_EXTRACTED DATA:_

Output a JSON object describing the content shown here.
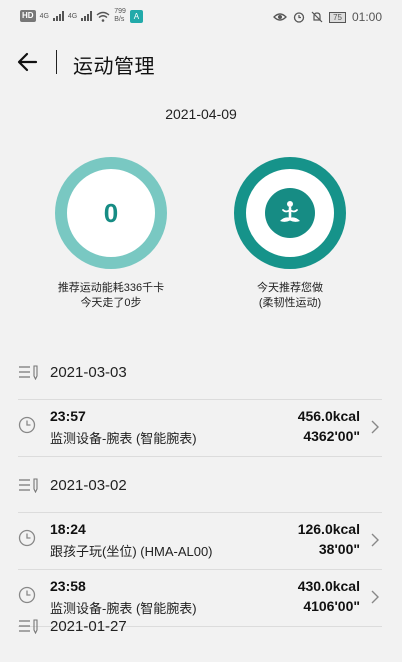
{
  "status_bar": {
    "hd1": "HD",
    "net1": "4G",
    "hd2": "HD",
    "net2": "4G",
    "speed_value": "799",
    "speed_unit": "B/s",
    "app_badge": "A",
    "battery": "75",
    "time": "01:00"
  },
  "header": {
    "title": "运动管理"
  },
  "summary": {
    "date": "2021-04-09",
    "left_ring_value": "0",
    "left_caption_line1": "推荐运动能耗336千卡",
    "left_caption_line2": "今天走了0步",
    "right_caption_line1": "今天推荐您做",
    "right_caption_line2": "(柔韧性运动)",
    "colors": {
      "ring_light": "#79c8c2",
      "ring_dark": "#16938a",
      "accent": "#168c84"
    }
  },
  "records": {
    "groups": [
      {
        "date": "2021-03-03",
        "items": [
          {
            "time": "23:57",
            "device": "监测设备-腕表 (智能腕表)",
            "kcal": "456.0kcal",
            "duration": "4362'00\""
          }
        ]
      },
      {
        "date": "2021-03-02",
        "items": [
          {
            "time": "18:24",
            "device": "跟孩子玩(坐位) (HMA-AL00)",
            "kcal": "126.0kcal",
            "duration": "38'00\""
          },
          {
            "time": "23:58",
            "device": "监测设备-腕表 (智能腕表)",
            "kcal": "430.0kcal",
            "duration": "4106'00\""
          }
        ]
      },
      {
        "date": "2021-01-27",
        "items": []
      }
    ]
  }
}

---

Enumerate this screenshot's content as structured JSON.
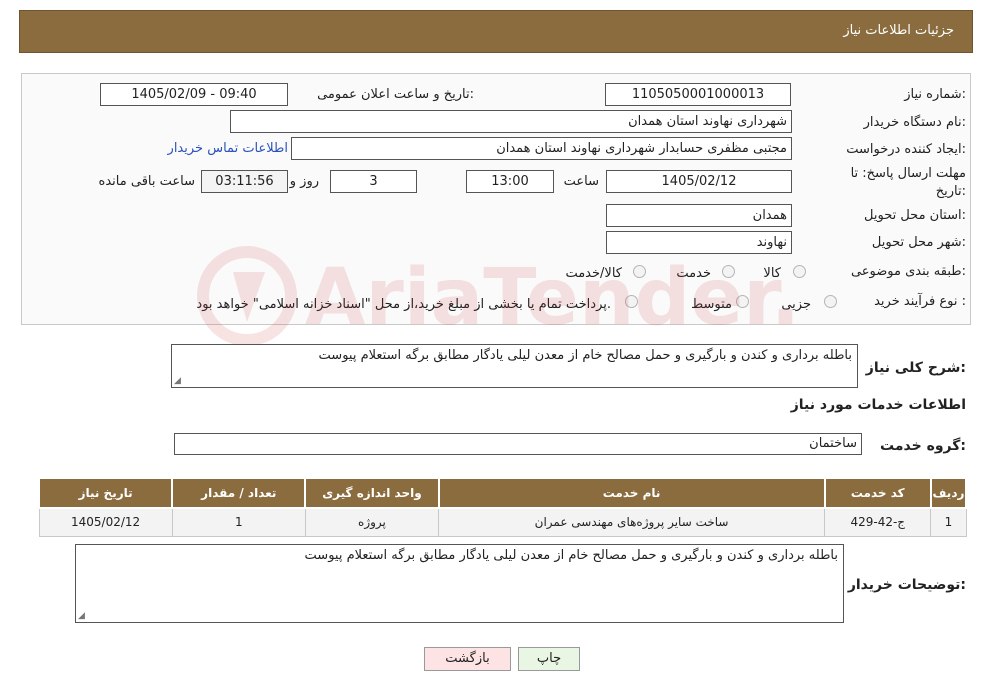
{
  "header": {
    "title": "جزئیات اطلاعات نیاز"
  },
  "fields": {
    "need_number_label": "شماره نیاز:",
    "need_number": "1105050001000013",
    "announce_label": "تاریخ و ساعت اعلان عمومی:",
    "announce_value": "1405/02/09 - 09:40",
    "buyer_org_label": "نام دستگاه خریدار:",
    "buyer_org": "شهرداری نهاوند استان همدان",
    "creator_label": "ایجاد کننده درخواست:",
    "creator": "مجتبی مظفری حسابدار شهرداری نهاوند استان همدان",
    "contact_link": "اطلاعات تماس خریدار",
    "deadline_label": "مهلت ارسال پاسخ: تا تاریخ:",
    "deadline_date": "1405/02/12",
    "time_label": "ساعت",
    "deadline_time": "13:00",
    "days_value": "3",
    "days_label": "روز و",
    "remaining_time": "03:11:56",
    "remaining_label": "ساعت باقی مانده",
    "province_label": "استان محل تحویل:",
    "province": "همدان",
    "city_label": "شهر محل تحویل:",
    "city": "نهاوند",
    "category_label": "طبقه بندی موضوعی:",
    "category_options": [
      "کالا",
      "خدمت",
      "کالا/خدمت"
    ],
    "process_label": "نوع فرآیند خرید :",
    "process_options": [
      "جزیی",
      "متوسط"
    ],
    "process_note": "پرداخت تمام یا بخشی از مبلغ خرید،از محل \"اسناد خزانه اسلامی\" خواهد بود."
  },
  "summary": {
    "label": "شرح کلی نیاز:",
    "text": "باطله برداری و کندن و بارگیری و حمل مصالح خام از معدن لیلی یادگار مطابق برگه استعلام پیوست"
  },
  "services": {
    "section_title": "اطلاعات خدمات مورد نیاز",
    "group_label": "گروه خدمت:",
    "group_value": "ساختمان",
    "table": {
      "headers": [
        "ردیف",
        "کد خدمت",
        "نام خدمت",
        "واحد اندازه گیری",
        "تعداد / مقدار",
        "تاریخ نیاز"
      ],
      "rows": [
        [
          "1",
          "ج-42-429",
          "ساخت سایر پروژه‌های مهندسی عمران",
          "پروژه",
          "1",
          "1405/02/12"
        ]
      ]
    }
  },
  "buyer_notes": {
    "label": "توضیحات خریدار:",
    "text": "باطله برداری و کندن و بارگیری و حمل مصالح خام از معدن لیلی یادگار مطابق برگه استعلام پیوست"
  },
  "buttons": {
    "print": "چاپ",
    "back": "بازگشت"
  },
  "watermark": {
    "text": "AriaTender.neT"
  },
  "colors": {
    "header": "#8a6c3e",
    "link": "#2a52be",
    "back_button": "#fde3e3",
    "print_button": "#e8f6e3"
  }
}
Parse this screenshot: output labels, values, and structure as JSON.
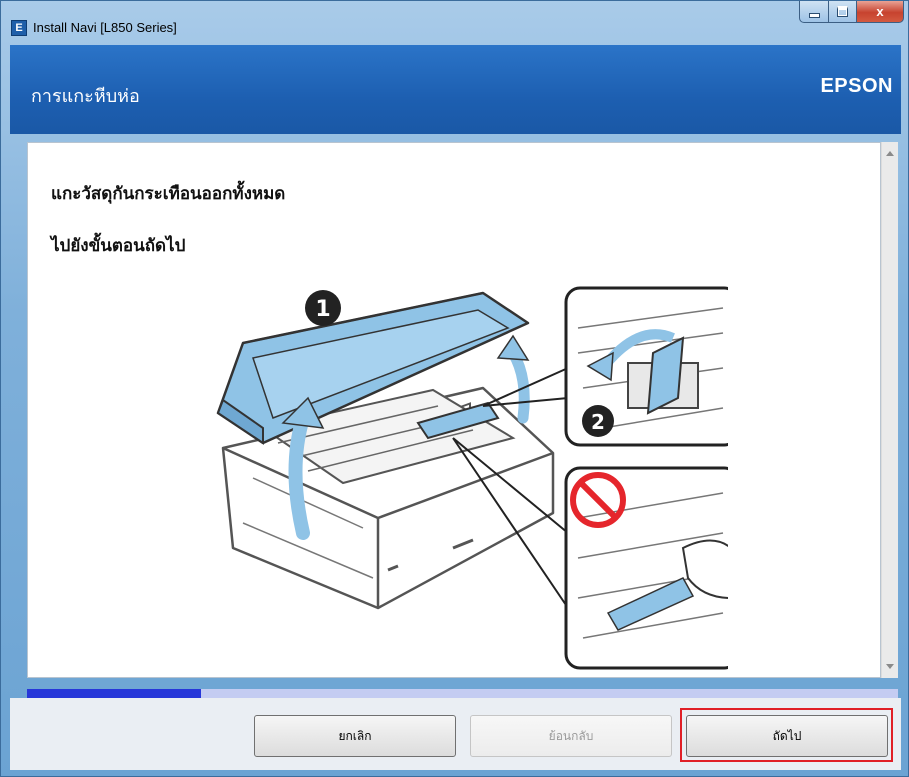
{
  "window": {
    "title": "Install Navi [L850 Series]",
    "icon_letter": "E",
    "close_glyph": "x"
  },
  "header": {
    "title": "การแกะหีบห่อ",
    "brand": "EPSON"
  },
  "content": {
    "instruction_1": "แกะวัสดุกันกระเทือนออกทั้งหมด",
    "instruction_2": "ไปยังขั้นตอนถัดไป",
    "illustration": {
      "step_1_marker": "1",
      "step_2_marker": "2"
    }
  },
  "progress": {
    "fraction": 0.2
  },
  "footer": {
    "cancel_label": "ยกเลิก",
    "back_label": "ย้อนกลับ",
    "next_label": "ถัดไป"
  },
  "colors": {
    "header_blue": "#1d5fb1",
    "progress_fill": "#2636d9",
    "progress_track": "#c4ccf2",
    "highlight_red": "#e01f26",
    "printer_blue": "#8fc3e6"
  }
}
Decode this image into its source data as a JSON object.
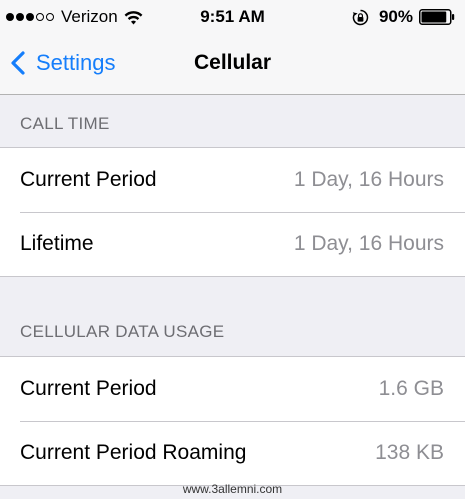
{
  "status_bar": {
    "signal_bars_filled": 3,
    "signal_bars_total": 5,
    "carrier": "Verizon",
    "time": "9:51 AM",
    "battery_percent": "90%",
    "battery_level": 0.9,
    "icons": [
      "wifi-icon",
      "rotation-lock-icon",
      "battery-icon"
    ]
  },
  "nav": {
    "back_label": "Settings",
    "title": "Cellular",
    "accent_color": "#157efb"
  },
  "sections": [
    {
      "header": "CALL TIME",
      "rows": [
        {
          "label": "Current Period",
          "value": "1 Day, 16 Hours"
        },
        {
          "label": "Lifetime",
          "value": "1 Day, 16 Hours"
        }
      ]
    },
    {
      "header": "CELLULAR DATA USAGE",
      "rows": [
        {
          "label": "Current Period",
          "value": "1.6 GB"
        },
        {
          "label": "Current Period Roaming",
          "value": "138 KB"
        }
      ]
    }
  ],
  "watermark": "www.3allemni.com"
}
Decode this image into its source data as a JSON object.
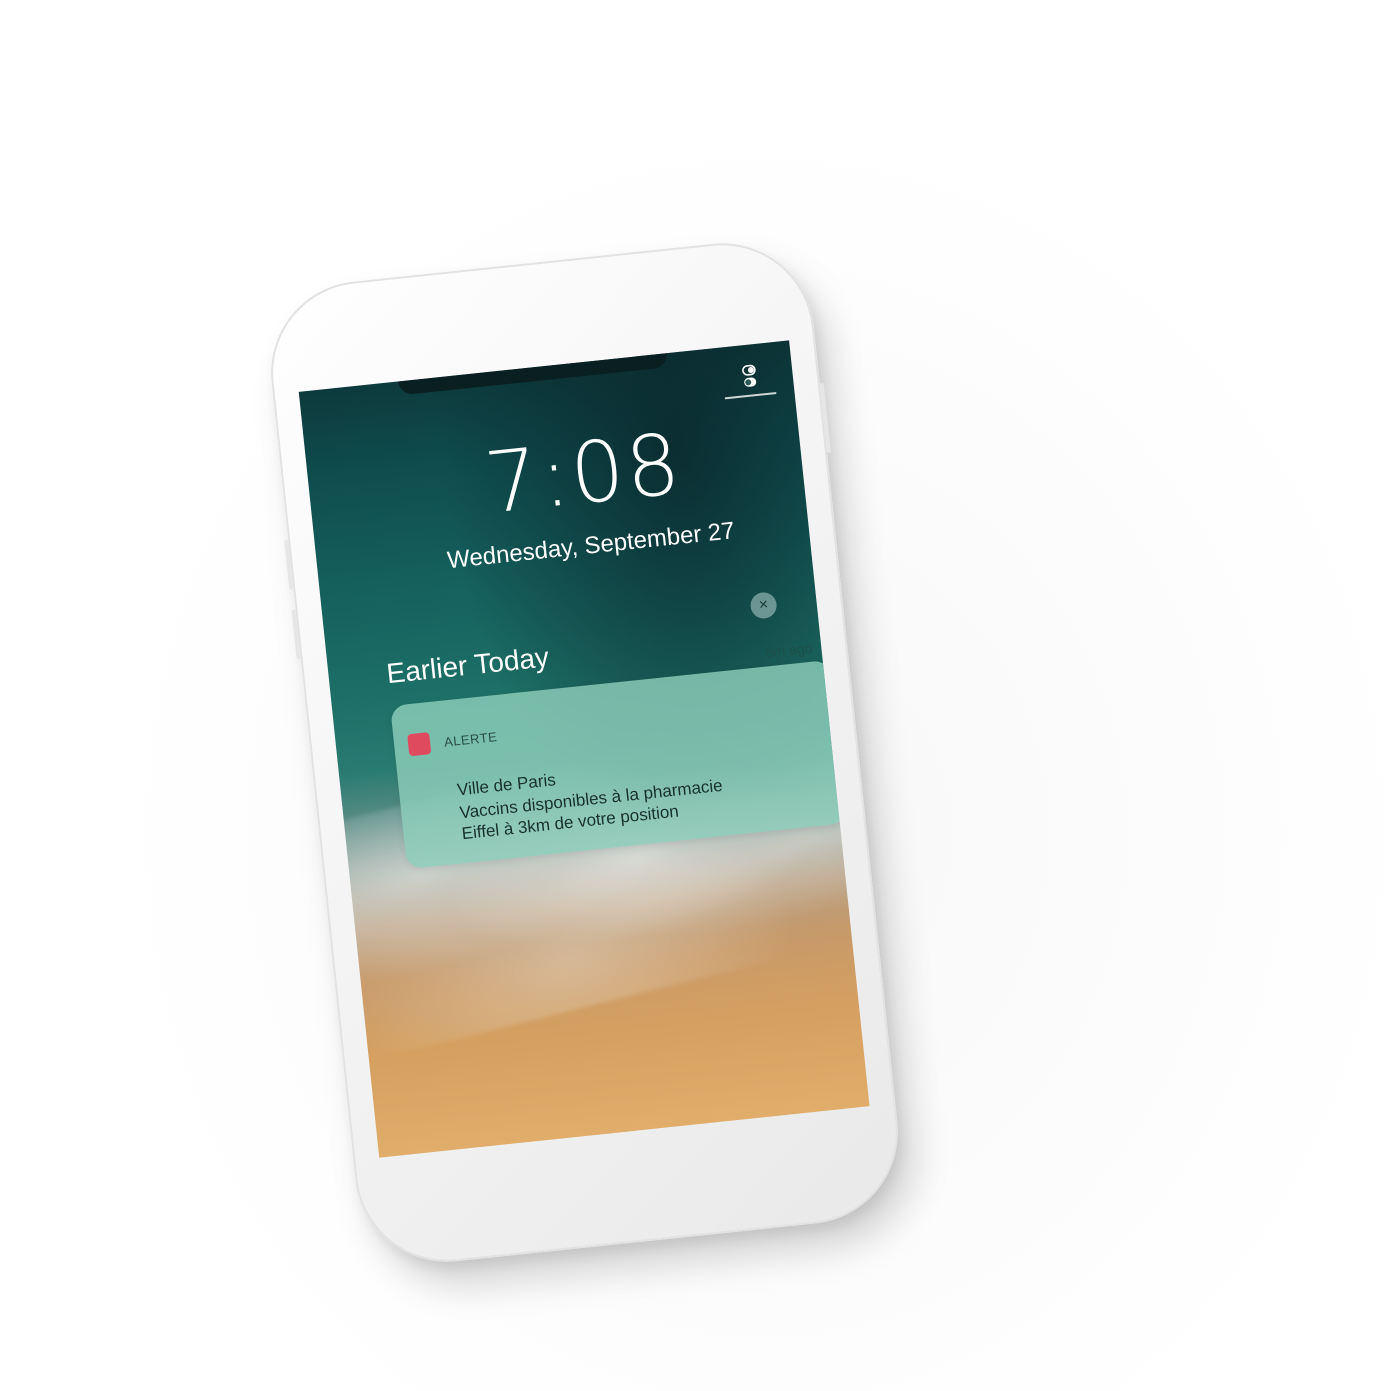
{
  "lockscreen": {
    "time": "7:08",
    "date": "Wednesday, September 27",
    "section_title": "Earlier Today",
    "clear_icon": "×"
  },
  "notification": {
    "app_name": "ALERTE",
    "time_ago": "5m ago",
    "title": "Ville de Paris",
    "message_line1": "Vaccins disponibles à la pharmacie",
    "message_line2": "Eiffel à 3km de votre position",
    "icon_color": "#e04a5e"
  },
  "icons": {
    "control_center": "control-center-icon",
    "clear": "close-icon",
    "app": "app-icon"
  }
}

_EXERCISE INSTRUCTIONS:_ Lines that hold "kcal" are the ones to copy; find all of them.

_SOLUTION TO THE PROBLEM:_
            "kcal": "456.0kcal",
            "kcal": "126.0kcal",
            "kcal": "430.0kcal",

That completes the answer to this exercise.